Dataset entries
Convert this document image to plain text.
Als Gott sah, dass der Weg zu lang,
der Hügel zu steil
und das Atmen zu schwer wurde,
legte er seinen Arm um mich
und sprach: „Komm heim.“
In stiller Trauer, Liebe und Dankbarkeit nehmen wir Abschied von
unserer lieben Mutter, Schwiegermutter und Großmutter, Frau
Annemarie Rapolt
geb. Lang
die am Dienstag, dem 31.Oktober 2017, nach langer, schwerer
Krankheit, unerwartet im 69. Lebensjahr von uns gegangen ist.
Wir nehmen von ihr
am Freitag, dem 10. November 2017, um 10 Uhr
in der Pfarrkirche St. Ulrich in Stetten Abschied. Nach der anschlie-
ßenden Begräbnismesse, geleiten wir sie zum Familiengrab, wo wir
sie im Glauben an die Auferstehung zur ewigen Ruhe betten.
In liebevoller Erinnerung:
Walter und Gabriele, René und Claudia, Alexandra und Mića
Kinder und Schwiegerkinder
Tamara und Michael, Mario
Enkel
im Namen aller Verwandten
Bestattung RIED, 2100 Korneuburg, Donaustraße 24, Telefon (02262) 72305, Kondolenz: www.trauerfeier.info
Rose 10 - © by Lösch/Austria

Objective: Write out every entry again, keeping each line exactly the same.

Result of the exercise:
Convert this document image to plain text.
Als Gott sah, dass der Weg zu lang,
der Hügel zu steil
und das Atmen zu schwer wurde,
legte er seinen Arm um mich
und sprach: „Komm heim.“
In stiller Trauer, Liebe und Dankbarkeit nehmen wir Abschied von
unserer lieben Mutter, Schwiegermutter und Großmutter, Frau
Annemarie Rapolt
geb. Lang
die am Dienstag, dem 31.Oktober 2017, nach langer, schwerer
Krankheit, unerwartet im 69. Lebensjahr von uns gegangen ist.
Wir nehmen von ihr
am Freitag, dem 10. November 2017, um 10 Uhr
in der Pfarrkirche St. Ulrich in Stetten Abschied. Nach der anschlie-
ßenden Begräbnismesse, geleiten wir sie zum Familiengrab, wo wir
sie im Glauben an die Auferstehung zur ewigen Ruhe betten.
In liebevoller Erinnerung:
Walter und Gabriele, René und Claudia, Alexandra und Mića
Kinder und Schwiegerkinder
Tamara und Michael, Mario
Enkel
im Namen aller Verwandten
Bestattung RIED, 2100 Korneuburg, Donaustraße 24, Telefon (02262) 72305, Kondolenz: www.trauerfeier.info
Rose 10 - © by Lösch/Austria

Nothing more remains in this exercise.